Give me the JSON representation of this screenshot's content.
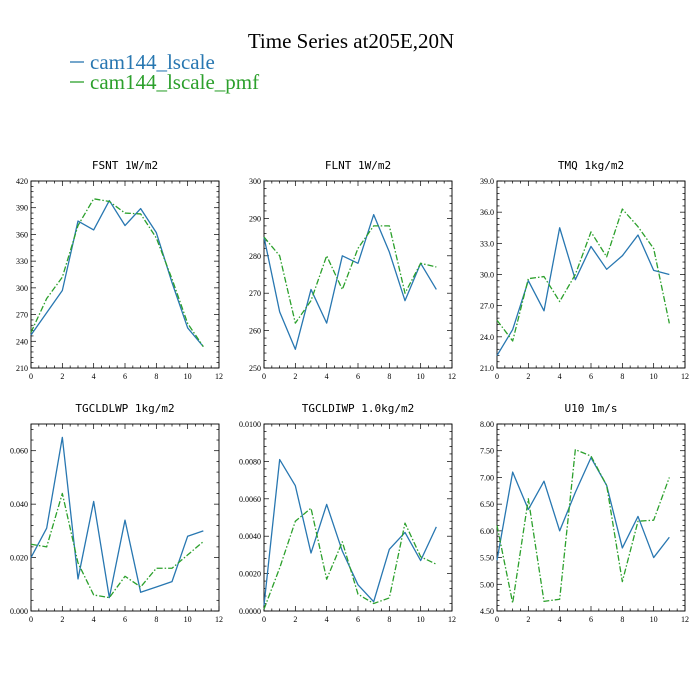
{
  "figure": {
    "title": "Time Series at205E,20N",
    "series_names": [
      "cam144_lscale",
      "cam144_lscale_pmf"
    ],
    "series_colors": [
      "#2877b1",
      "#2ca02c"
    ],
    "series_styles": [
      "solid",
      "dashdot"
    ]
  },
  "chart_data": [
    {
      "type": "line",
      "title": "FSNT   1W/m2",
      "xlim": [
        0,
        12
      ],
      "ylim": [
        210,
        420
      ],
      "xticks": [
        "0",
        "2",
        "4",
        "6",
        "8",
        "10",
        "12"
      ],
      "xtick_values": [
        0,
        2,
        4,
        6,
        8,
        10,
        12
      ],
      "yticks": [
        "210",
        "240",
        "270",
        "300",
        "330",
        "360",
        "390",
        "420"
      ],
      "ytick_values": [
        210,
        240,
        270,
        300,
        330,
        360,
        390,
        420
      ],
      "x": [
        0,
        1,
        2,
        3,
        4,
        5,
        6,
        7,
        8,
        9,
        10,
        11
      ],
      "series": [
        {
          "name": "cam144_lscale",
          "values": [
            247,
            272,
            297,
            375,
            365,
            398,
            370,
            389,
            362,
            306,
            255,
            234
          ]
        },
        {
          "name": "cam144_lscale_pmf",
          "values": [
            250,
            288,
            312,
            370,
            400,
            397,
            384,
            383,
            356,
            310,
            260,
            234
          ]
        }
      ]
    },
    {
      "type": "line",
      "title": "FLNT   1W/m2",
      "xlim": [
        0,
        12
      ],
      "ylim": [
        250,
        300
      ],
      "xticks": [
        "0",
        "2",
        "4",
        "6",
        "8",
        "10",
        "12"
      ],
      "xtick_values": [
        0,
        2,
        4,
        6,
        8,
        10,
        12
      ],
      "yticks": [
        "250",
        "260",
        "270",
        "280",
        "290",
        "300"
      ],
      "ytick_values": [
        250,
        260,
        270,
        280,
        290,
        300
      ],
      "x": [
        0,
        1,
        2,
        3,
        4,
        5,
        6,
        7,
        8,
        9,
        10,
        11
      ],
      "series": [
        {
          "name": "cam144_lscale",
          "values": [
            285,
            265,
            255,
            271,
            262,
            280,
            278,
            291,
            281,
            268,
            278,
            271
          ]
        },
        {
          "name": "cam144_lscale_pmf",
          "values": [
            285,
            280,
            262,
            268,
            280,
            271,
            282,
            288,
            288,
            270,
            278,
            277
          ]
        }
      ]
    },
    {
      "type": "line",
      "title": "TMQ   1kg/m2",
      "xlim": [
        0,
        12
      ],
      "ylim": [
        21.0,
        39.0
      ],
      "xticks": [
        "0",
        "2",
        "4",
        "6",
        "8",
        "10",
        "12"
      ],
      "xtick_values": [
        0,
        2,
        4,
        6,
        8,
        10,
        12
      ],
      "yticks": [
        "21.0",
        "24.0",
        "27.0",
        "30.0",
        "33.0",
        "36.0",
        "39.0"
      ],
      "ytick_values": [
        21,
        24,
        27,
        30,
        33,
        36,
        39
      ],
      "x": [
        0,
        1,
        2,
        3,
        4,
        5,
        6,
        7,
        8,
        9,
        10,
        11
      ],
      "series": [
        {
          "name": "cam144_lscale",
          "values": [
            22.2,
            24.7,
            29.4,
            26.5,
            34.5,
            29.5,
            32.7,
            30.5,
            31.8,
            33.8,
            30.4,
            30.0
          ]
        },
        {
          "name": "cam144_lscale_pmf",
          "values": [
            25.6,
            23.6,
            29.6,
            29.8,
            27.4,
            30.0,
            34.1,
            31.7,
            36.3,
            34.6,
            32.5,
            25.3
          ]
        }
      ]
    },
    {
      "type": "line",
      "title": "TGCLDLWP   1kg/m2",
      "xlim": [
        0,
        12
      ],
      "ylim": [
        0.0,
        0.07
      ],
      "xticks": [
        "0",
        "2",
        "4",
        "6",
        "8",
        "10",
        "12"
      ],
      "xtick_values": [
        0,
        2,
        4,
        6,
        8,
        10,
        12
      ],
      "yticks": [
        "0.000",
        "0.020",
        "0.040",
        "0.060"
      ],
      "ytick_values": [
        0.0,
        0.02,
        0.04,
        0.06
      ],
      "x": [
        0,
        1,
        2,
        3,
        4,
        5,
        6,
        7,
        8,
        9,
        10,
        11
      ],
      "series": [
        {
          "name": "cam144_lscale",
          "values": [
            0.02,
            0.031,
            0.065,
            0.012,
            0.041,
            0.005,
            0.034,
            0.007,
            0.009,
            0.011,
            0.028,
            0.03
          ]
        },
        {
          "name": "cam144_lscale_pmf",
          "values": [
            0.025,
            0.024,
            0.044,
            0.018,
            0.006,
            0.005,
            0.013,
            0.009,
            0.016,
            0.016,
            0.021,
            0.026
          ]
        }
      ]
    },
    {
      "type": "line",
      "title": "TGCLDIWP   1.0kg/m2",
      "xlim": [
        0,
        12
      ],
      "ylim": [
        0.0,
        0.01
      ],
      "xticks": [
        "0",
        "2",
        "4",
        "6",
        "8",
        "10",
        "12"
      ],
      "xtick_values": [
        0,
        2,
        4,
        6,
        8,
        10,
        12
      ],
      "yticks": [
        "0.0000",
        "0.0020",
        "0.0040",
        "0.0060",
        "0.0080",
        "0.0100"
      ],
      "ytick_values": [
        0.0,
        0.002,
        0.004,
        0.006,
        0.008,
        0.01
      ],
      "x": [
        0,
        1,
        2,
        3,
        4,
        5,
        6,
        7,
        8,
        9,
        10,
        11
      ],
      "series": [
        {
          "name": "cam144_lscale",
          "values": [
            0.0003,
            0.0081,
            0.0067,
            0.0031,
            0.0057,
            0.0032,
            0.0014,
            0.0005,
            0.0033,
            0.0042,
            0.0027,
            0.0045
          ]
        },
        {
          "name": "cam144_lscale_pmf",
          "values": [
            0.0001,
            0.0023,
            0.0048,
            0.0055,
            0.0017,
            0.0037,
            0.0009,
            0.0004,
            0.0007,
            0.0047,
            0.0029,
            0.0025
          ]
        }
      ]
    },
    {
      "type": "line",
      "title": "U10   1m/s",
      "xlim": [
        0,
        12
      ],
      "ylim": [
        4.5,
        8.0
      ],
      "xticks": [
        "0",
        "2",
        "4",
        "6",
        "8",
        "10",
        "12"
      ],
      "xtick_values": [
        0,
        2,
        4,
        6,
        8,
        10,
        12
      ],
      "yticks": [
        "4.50",
        "5.00",
        "5.50",
        "6.00",
        "6.50",
        "7.00",
        "7.50",
        "8.00"
      ],
      "ytick_values": [
        4.5,
        5.0,
        5.5,
        6.0,
        6.5,
        7.0,
        7.5,
        8.0
      ],
      "x": [
        0,
        1,
        2,
        3,
        4,
        5,
        6,
        7,
        8,
        9,
        10,
        11
      ],
      "series": [
        {
          "name": "cam144_lscale",
          "values": [
            5.45,
            7.1,
            6.4,
            6.93,
            6.0,
            6.72,
            7.37,
            6.85,
            5.68,
            6.27,
            5.5,
            5.88
          ]
        },
        {
          "name": "cam144_lscale_pmf",
          "values": [
            6.1,
            4.65,
            6.6,
            4.68,
            4.72,
            7.52,
            7.4,
            6.85,
            5.05,
            6.18,
            6.2,
            7.0
          ]
        }
      ]
    }
  ]
}
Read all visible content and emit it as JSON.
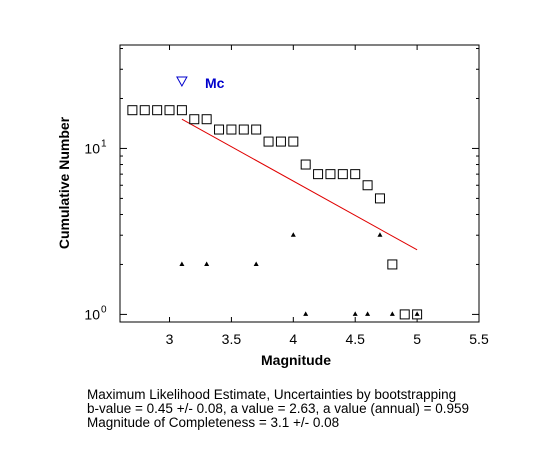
{
  "chart_data": {
    "type": "scatter",
    "title": "",
    "xlabel": "Magnitude",
    "ylabel": "Cumulative Number",
    "xlim": [
      2.6,
      5.5
    ],
    "ylim": [
      0.9,
      42
    ],
    "yscale": "log",
    "grid": false,
    "x_ticks": [
      3,
      3.5,
      4,
      4.5,
      5,
      5.5
    ],
    "x_tick_labels": [
      "3",
      "3.5",
      "4",
      "4.5",
      "5",
      "5.5"
    ],
    "y_ticks": [
      1,
      10
    ],
    "y_tick_base": "10",
    "y_tick_exponents": [
      "0",
      "1"
    ],
    "cumulative": {
      "marker": "square",
      "x": [
        2.7,
        2.8,
        2.9,
        3.0,
        3.1,
        3.2,
        3.3,
        3.4,
        3.5,
        3.6,
        3.7,
        3.8,
        3.9,
        4.0,
        4.1,
        4.2,
        4.3,
        4.4,
        4.5,
        4.6,
        4.7,
        4.8,
        4.9,
        5.0
      ],
      "y": [
        17,
        17,
        17,
        17,
        17,
        15,
        15,
        13,
        13,
        13,
        13,
        11,
        11,
        11,
        8,
        7,
        7,
        7,
        7,
        6,
        5,
        2,
        1,
        1
      ]
    },
    "noncumulative": {
      "marker": "triangle",
      "x": [
        3.1,
        3.3,
        3.7,
        4.0,
        4.1,
        4.5,
        4.6,
        4.7,
        4.8,
        5.0
      ],
      "y": [
        2,
        2,
        2,
        3,
        1,
        1,
        1,
        3,
        1,
        1
      ]
    },
    "fit_line": {
      "color": "#e00000",
      "x": [
        3.1,
        5.0
      ],
      "y": [
        15,
        2.45
      ]
    },
    "mc_marker": {
      "label": "Mc",
      "x": 3.1,
      "y": 25.5,
      "marker": "triangle-down",
      "color": "#0000cc"
    }
  },
  "stats_text": {
    "line1": "Maximum Likelihood Estimate, Uncertainties by bootstrapping",
    "line2": "b-value = 0.45 +/- 0.08,  a value = 2.63,  a value (annual) = 0.959",
    "line3": "Magnitude of Completeness = 3.1 +/- 0.08"
  }
}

- _YOUR INSTRUCTIONS_
Starting at the line that contains "Read all visible content and emit it as JSON.", write out every line through the end of the entries, both ends included, without any pictures.

- _FULL OUTPUT_
Read all visible content and emit it as JSON.
{
  "chart_data": {
    "type": "scatter",
    "title": "",
    "xlabel": "Magnitude",
    "ylabel": "Cumulative Number",
    "xlim": [
      2.6,
      5.5
    ],
    "ylim": [
      0.9,
      42
    ],
    "yscale": "log",
    "grid": false,
    "x_ticks": [
      3,
      3.5,
      4,
      4.5,
      5,
      5.5
    ],
    "x_tick_labels": [
      "3",
      "3.5",
      "4",
      "4.5",
      "5",
      "5.5"
    ],
    "y_ticks": [
      1,
      10
    ],
    "y_tick_base": "10",
    "y_tick_exponents": [
      "0",
      "1"
    ],
    "cumulative": {
      "marker": "square",
      "x": [
        2.7,
        2.8,
        2.9,
        3.0,
        3.1,
        3.2,
        3.3,
        3.4,
        3.5,
        3.6,
        3.7,
        3.8,
        3.9,
        4.0,
        4.1,
        4.2,
        4.3,
        4.4,
        4.5,
        4.6,
        4.7,
        4.8,
        4.9,
        5.0
      ],
      "y": [
        17,
        17,
        17,
        17,
        17,
        15,
        15,
        13,
        13,
        13,
        13,
        11,
        11,
        11,
        8,
        7,
        7,
        7,
        7,
        6,
        5,
        2,
        1,
        1
      ]
    },
    "noncumulative": {
      "marker": "triangle",
      "x": [
        3.1,
        3.3,
        3.7,
        4.0,
        4.1,
        4.5,
        4.6,
        4.7,
        4.8,
        5.0
      ],
      "y": [
        2,
        2,
        2,
        3,
        1,
        1,
        1,
        3,
        1,
        1
      ]
    },
    "fit_line": {
      "color": "#e00000",
      "x": [
        3.1,
        5.0
      ],
      "y": [
        15,
        2.45
      ]
    },
    "mc_marker": {
      "label": "Mc",
      "x": 3.1,
      "y": 25.5,
      "marker": "triangle-down",
      "color": "#0000cc"
    }
  },
  "stats_text": {
    "line1": "Maximum Likelihood Estimate, Uncertainties by bootstrapping",
    "line2": "b-value = 0.45 +/- 0.08,  a value = 2.63,  a value (annual) = 0.959",
    "line3": "Magnitude of Completeness = 3.1 +/- 0.08"
  }
}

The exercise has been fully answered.